(Beginning of Passage for review)

The possibilities for new and innovative uses for UAV solutions is tremendous. Other companies that are developing drones for use in healthcare, public safety, and other civilian purposes that you might want to check out include - Insitu, AeroVironment, Height-Tech, Boeing.

* See list of UAV manufacturers around the world at UAV Global.

Drones & Open Source

In December 2013, there was a ComputerWorld article about a security researcher, Sammy Kamkar, has developed a Perl application dubbed SkyJack that runs on the Raspberry Pi and uses other open-source software to hijack drones. Kamkar created the hacker drone, which uses the Parrot AR.Drone 2.0 radio-controlled quadcopter - a popular unmanned helicopter with four rotors.

Not surprisingly, it turns out that 'open source' has invaded the world of unmanned aerial vehicles (UAV).  For example:

  • Defense News just reported that the U.S. Department of Defense (DoD) and the Department of Homeland Security departments have partnered with the private sector to develop 'open source' software for UAVs or drones.

(End of Passage for review)
(Beginning of Provided material)

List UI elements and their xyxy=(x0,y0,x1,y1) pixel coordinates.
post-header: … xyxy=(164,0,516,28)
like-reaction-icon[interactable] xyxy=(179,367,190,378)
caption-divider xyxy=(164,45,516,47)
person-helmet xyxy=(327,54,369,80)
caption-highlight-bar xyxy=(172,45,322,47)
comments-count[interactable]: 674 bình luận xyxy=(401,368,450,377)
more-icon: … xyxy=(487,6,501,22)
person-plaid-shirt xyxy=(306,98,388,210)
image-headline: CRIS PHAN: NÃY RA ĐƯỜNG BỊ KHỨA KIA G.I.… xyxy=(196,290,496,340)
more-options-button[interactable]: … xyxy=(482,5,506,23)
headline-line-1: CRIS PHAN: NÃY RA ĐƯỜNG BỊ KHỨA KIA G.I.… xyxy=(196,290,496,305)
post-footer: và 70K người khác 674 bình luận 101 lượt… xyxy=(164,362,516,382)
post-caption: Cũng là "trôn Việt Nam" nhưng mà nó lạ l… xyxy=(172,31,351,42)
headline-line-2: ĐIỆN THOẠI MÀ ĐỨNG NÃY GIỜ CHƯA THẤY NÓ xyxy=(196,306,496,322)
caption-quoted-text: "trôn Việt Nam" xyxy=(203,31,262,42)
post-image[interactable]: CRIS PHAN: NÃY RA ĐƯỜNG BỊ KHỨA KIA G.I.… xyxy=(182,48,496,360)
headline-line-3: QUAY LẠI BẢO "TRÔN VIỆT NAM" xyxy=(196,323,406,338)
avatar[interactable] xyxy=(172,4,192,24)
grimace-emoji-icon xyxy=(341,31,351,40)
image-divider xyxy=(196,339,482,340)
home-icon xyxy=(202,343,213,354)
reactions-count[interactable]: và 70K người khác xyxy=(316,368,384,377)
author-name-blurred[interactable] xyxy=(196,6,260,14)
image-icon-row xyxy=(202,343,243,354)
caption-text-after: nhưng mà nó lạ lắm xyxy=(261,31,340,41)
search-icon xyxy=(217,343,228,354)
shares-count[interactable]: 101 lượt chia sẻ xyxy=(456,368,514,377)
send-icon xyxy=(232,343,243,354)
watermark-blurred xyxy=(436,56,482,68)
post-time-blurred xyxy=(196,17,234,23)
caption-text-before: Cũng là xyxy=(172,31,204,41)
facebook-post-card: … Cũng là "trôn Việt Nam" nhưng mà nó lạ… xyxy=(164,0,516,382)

(End of Provided material)

> Exercise A: Which companies does the passage on drones name as ones developing drones for healthcare, public safety, and other civilian purposes?
> Exercise B: Retype the passage on drones between "Drones & Open" and "UAVs or drones.", inclusive.
The rows aren't needed here.

> Response box A: Insitu, AeroVironment, Height-Tech, Boeing

> Response box B:
Drones & Open Source

In December 2013, there was a ComputerWorld article about a security researcher, Sammy Kamkar, has developed a Perl application dubbed SkyJack that runs on the Raspberry Pi and uses other open-source software to hijack drones. Kamkar created the hacker drone, which uses the Parrot AR.Drone 2.0 radio-controlled quadcopter - a popular unmanned helicopter with four rotors.

Not surprisingly, it turns out that 'open source' has invaded the world of unmanned aerial vehicles (UAV).  For example:

  • Defense News just reported that the U.S. Department of Defense (DoD) and the Department of Homeland Security departments have partnered with the private sector to develop 'open source' software for UAVs or drones.